----- Records to process -----
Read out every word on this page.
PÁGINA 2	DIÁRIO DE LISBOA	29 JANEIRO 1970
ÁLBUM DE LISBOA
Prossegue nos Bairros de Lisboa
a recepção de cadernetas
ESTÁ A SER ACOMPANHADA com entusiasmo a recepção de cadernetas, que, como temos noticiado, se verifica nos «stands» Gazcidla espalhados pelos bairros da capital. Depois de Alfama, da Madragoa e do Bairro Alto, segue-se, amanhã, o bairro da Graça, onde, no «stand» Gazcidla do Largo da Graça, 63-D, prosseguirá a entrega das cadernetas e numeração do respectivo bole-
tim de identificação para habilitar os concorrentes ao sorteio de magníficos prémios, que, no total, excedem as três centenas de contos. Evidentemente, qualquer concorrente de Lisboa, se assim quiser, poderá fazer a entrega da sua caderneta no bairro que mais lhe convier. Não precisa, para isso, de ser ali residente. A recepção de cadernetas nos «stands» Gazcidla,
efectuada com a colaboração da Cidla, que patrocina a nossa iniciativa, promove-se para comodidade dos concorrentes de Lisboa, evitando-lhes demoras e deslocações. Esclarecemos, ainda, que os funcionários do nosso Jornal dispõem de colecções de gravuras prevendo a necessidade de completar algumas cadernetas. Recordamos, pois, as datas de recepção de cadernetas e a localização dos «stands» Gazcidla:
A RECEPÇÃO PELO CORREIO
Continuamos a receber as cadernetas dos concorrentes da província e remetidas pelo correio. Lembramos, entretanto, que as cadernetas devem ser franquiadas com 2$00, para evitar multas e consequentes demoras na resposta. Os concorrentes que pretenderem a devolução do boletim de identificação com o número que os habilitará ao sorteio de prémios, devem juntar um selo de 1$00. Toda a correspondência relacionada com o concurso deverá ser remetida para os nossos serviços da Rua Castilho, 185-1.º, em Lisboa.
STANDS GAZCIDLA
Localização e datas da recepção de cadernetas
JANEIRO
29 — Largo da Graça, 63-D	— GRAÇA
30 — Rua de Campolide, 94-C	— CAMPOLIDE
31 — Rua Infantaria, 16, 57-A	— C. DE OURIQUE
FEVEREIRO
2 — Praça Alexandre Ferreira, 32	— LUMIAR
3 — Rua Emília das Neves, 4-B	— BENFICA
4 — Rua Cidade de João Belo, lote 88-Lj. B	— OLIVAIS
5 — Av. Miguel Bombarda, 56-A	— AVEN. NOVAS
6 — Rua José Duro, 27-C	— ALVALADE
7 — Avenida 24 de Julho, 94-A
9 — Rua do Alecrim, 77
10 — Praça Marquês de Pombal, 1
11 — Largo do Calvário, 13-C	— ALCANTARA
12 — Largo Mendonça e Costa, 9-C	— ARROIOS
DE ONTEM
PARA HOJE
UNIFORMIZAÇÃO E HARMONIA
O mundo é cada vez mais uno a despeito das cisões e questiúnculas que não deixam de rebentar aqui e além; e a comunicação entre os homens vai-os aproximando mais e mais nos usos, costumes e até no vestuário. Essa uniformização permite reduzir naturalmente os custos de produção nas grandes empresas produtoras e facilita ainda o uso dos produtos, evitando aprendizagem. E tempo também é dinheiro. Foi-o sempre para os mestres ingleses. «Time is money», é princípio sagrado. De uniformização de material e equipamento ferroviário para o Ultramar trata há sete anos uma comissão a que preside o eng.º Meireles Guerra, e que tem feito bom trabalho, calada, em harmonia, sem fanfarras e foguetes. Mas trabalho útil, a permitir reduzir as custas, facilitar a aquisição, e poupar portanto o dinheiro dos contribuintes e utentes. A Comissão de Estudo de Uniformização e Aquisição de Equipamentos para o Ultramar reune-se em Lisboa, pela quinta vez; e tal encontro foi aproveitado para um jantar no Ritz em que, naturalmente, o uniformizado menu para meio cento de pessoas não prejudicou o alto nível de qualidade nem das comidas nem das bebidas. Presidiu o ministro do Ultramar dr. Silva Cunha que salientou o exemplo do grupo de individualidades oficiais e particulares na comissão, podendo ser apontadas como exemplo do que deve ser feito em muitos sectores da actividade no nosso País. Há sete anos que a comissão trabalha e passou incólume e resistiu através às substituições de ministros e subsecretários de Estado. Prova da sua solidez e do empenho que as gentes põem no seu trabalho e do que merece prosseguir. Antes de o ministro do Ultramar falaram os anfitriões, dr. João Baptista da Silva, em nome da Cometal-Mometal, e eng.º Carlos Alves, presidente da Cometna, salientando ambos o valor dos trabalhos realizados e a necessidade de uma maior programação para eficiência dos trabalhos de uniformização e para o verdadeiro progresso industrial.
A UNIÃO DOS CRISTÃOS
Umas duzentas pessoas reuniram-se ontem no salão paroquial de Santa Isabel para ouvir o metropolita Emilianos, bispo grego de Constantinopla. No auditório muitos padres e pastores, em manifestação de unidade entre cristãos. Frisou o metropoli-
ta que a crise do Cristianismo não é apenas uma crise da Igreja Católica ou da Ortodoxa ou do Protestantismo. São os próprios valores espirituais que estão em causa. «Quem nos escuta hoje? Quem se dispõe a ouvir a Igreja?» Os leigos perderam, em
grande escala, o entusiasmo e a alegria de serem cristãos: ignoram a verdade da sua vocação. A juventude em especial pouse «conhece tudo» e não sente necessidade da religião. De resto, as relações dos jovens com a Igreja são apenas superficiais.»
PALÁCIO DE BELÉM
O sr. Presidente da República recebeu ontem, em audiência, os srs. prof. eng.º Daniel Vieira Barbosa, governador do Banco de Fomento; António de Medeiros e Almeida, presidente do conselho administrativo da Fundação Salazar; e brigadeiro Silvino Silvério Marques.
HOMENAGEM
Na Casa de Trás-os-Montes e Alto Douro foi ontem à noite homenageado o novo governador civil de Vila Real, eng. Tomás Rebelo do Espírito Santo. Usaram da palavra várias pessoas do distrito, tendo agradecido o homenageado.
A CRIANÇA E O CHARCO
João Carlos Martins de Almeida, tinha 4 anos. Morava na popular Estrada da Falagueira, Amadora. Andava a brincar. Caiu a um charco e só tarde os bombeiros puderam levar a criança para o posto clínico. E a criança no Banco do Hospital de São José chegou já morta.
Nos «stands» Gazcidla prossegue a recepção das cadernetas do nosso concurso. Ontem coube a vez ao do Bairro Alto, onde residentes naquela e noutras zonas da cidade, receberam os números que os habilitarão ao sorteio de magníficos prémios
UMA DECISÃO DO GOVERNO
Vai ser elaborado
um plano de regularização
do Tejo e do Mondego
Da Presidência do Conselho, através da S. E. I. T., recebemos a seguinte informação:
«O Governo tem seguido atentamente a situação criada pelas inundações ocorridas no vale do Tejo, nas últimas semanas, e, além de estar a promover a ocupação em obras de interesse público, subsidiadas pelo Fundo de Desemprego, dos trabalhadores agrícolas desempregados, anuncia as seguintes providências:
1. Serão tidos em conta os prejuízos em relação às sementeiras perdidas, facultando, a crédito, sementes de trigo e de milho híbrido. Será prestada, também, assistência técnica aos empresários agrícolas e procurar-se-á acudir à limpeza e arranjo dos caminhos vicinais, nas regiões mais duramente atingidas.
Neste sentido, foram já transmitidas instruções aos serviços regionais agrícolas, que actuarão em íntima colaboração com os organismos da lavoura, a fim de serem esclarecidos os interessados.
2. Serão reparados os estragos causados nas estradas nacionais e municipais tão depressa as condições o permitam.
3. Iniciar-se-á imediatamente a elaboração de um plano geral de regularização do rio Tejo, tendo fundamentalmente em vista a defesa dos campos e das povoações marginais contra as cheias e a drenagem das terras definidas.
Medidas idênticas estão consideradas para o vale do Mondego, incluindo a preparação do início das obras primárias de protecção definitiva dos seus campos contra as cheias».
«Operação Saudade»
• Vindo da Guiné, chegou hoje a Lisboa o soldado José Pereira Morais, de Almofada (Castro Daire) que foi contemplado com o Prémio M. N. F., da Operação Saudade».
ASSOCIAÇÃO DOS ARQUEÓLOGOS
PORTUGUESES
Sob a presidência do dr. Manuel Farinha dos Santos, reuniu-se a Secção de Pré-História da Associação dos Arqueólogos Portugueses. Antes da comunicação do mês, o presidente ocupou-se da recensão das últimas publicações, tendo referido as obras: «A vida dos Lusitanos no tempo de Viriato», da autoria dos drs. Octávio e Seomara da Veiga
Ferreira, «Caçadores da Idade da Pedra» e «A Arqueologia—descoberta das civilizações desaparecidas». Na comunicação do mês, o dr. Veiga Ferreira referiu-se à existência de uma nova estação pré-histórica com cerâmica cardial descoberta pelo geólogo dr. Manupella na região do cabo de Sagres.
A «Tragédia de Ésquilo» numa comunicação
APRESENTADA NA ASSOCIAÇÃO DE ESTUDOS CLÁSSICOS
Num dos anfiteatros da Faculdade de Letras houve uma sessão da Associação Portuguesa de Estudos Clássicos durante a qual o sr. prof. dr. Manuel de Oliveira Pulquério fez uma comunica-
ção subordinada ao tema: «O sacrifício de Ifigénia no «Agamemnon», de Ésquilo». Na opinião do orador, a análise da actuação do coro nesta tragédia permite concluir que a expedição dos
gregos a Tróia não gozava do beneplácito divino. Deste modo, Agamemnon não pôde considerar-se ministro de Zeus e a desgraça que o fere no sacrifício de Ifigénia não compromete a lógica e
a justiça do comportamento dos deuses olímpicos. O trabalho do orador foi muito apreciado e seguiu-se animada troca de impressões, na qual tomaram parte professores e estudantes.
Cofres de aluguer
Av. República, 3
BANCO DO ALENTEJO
-----
▶ [Required work]: Pull out all lines in the data above that include "ouvir".

▶ [Solution to this problem]:
Umas duzentas pessoas reuniram-se ontem no salão paroquial de Santa Isabel para ouvir o metropolita Emilianos, bispo grego de Constantinopla. No auditório muitos padres e pastores, em manifestação de unidade entre cristãos. Frisou o metropoli-
ta que a crise do Cristianismo não é apenas uma crise da Igreja Católica ou da Ortodoxa ou do Protestantismo. São os próprios valores espirituais que estão em causa. «Quem nos escuta hoje? Quem se dispõe a ouvir a Igreja?» Os leigos perderam, em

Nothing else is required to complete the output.